▶ _Exercise instructions_:
A: In the lethal injection passage, copy the text from "States have scrambled" to "Times’s Adam Liptak.", swapping "scrambled" for "hurried".
B: Carry on the lethal injection passage, picking up right after its final sentence.

▶ _Passage shown_:
>> BEGIN
Sunday, March 30, 2014

Death Row Inmates Challenging Lethal Injections

       Tommy Lynn Sells, a self-confessed serial killer on Texas’s death row, wants the state to tell him about the drugs it plans to use to put him on death on Thursday [April 3]. Two lower courts moved to grant his request, but the Texas Supreme Court decided late last week [March 28] that Sells’ interest in a humane execution may be outweighed by the state’s interest in protecting the confidentiality and safety of the companies that supply lethal injection drugs.
       Sells and a second Texas death row inmate, Ramiro Hernandez, are among condemned prisoners in several states waging uphill legal fights against state authorities over the drugs planned for use in lethal injection executions. Death penalty states are in a bind because one of the drugs formerly used in lethal injections, sodium pentothal, is no longer available.
      States have scrambled for a substitute and, according to death penalty critics and lawyers for death row inmates, resorted to drugs of unproven efficacy and put up walls of secrecy to try to hide the problems. “The states are more secret than they’ve ever been,” Deborah Denno, a law professor at Fordham University in New York and a leading authority on methods of execution, remarked to The New York Times’s Adam Liptak.
>> END
Dataset entries:
>> BEGIN
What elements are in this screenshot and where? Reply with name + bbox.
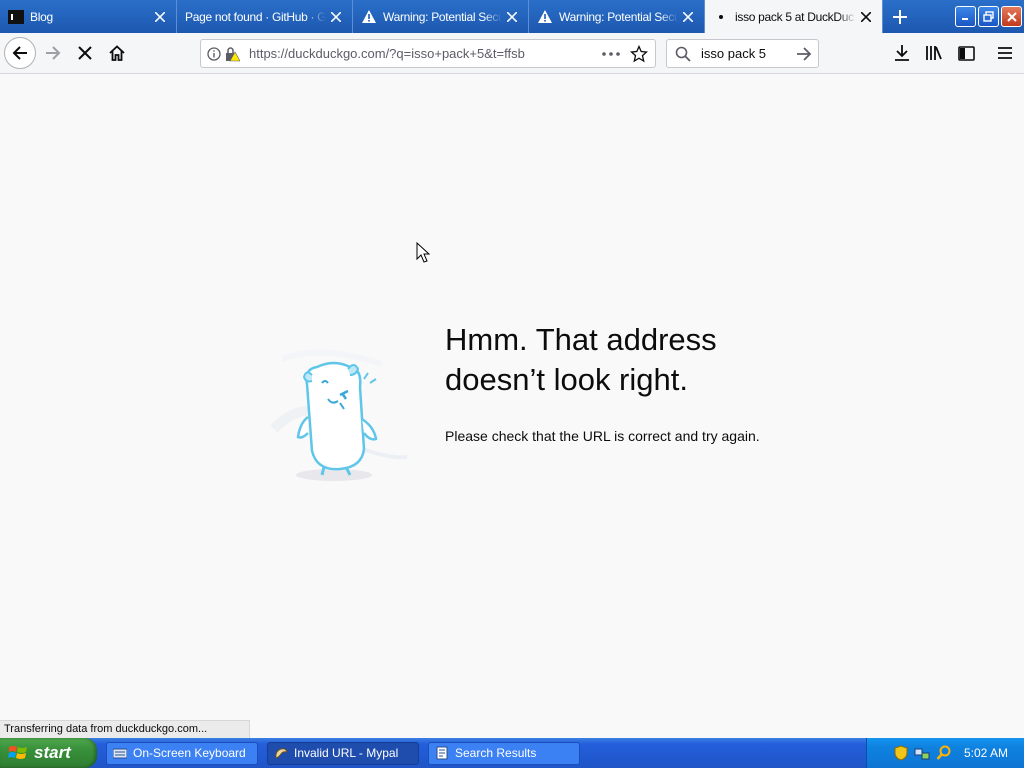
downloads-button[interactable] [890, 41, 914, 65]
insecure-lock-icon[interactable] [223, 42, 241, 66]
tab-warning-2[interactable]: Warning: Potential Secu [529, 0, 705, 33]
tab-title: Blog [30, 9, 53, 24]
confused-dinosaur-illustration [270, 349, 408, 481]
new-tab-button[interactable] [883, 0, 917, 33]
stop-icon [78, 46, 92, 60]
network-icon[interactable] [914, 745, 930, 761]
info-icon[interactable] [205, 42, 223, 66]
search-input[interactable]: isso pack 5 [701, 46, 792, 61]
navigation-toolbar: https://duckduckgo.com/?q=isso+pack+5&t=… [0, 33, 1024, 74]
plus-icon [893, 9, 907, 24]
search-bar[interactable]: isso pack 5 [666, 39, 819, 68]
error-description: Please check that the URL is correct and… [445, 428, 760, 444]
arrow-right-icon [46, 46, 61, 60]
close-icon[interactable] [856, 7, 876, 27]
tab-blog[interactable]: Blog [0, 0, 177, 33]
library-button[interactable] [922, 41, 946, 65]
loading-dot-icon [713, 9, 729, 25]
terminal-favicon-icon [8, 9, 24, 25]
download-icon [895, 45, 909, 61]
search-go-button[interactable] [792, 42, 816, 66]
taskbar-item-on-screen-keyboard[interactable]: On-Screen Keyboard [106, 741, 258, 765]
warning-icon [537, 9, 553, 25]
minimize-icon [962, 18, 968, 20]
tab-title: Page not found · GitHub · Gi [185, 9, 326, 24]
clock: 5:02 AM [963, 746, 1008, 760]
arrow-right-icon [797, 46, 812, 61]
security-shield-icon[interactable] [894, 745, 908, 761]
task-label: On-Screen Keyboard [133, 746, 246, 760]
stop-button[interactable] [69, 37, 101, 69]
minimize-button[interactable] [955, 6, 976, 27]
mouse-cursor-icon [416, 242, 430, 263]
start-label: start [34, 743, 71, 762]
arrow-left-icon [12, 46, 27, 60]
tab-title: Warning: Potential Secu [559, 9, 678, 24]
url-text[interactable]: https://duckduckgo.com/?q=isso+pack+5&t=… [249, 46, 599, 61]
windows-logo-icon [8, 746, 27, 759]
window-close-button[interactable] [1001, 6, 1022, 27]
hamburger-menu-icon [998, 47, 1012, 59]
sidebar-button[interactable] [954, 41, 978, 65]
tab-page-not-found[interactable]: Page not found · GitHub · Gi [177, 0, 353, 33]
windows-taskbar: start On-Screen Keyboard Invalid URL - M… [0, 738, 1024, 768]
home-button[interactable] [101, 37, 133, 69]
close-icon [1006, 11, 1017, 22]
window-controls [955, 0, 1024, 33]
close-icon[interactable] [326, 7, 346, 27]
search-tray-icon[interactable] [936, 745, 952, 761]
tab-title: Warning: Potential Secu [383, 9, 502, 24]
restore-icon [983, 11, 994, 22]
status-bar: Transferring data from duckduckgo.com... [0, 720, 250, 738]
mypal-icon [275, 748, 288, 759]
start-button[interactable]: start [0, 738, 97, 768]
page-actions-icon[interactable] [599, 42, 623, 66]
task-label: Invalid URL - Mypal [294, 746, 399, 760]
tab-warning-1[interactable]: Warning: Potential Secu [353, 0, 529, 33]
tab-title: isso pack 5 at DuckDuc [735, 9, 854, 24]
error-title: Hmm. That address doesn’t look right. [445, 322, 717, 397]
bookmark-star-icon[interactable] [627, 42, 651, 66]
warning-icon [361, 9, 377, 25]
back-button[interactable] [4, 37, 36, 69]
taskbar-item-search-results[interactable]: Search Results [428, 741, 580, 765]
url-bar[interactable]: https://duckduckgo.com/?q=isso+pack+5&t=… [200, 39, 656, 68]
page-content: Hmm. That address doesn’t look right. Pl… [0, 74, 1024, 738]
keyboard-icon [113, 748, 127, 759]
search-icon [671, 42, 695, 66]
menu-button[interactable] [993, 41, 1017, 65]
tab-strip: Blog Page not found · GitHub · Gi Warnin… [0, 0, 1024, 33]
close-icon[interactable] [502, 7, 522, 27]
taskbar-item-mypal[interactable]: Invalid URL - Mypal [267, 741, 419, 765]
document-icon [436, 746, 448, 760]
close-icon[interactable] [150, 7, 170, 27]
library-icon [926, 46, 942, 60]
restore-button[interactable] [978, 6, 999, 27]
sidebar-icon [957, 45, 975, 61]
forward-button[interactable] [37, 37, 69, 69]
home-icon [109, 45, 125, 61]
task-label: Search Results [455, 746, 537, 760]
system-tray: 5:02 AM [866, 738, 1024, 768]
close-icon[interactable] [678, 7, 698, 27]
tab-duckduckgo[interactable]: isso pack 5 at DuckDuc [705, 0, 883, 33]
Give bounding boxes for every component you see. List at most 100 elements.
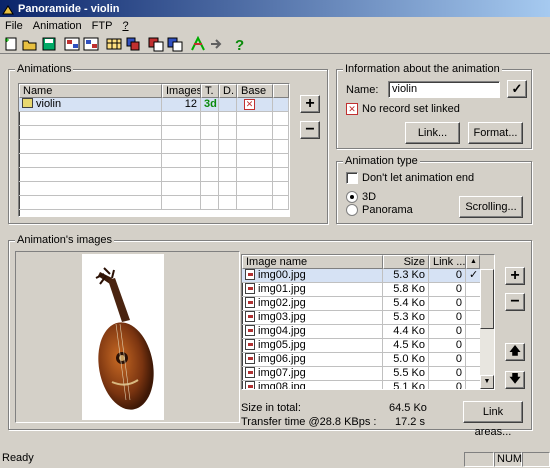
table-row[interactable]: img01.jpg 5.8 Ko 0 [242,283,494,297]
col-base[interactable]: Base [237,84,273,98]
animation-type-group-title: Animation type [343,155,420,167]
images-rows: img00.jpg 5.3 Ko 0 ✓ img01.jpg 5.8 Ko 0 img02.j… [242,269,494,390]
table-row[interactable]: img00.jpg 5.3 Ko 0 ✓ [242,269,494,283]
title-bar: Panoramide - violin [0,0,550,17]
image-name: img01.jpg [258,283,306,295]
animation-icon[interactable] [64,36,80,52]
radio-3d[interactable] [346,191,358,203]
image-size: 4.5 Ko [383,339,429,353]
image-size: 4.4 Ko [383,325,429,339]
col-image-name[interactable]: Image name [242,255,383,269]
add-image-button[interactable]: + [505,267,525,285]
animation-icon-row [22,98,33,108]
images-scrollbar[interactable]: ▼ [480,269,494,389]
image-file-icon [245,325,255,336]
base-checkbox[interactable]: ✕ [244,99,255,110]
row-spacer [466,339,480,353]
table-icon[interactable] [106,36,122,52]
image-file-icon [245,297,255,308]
>> END
▶ _Task responses_:
A:
States have hurried for a substitute and, according to death penalty critics and lawyers for death row inmates, resorted to drugs of unproven efficacy and put up walls of secrecy to try to hide the problems. “The states are more secret than they’ve ever been,” Deborah Denno, a law professor at Fordham University in New York and a leading authority on methods of execution, remarked to The New York Times’s Adam Liptak.

B:
       Many death penalty supporters may see the inmates’ pleas for a “safe” method of execution as yet another tactic to delay or even avoid their death sentences —and an illogical argument at that. But lethal injection became the nearly universal method of execution in the United States over the past three decades because it came to be seen as the most humane of putting the condemned inmate to death.
      Admittedly, murderers such as Sells show no such solicitude for their victims, but that failing is what distinguishes them from the rest of us. It is not too much to ask that courts make sure that lethal injections, as carried out, are the humane executions they are supposed to be.
      Lethal injections typically proceed with administration of three drugs in sequence: sodium pentothal (also known as sodium thiopental) to render the inmate unconscious; pancuronium bromide, a neuromuscular paralyzing agent, to stop the inmate from breathing; and potassium chloride to induce cardiac arrest and thus death. But sodium pentothal is no longer available because the former U.S. supplier no longer makes it and European companies refuse to provide it for executions.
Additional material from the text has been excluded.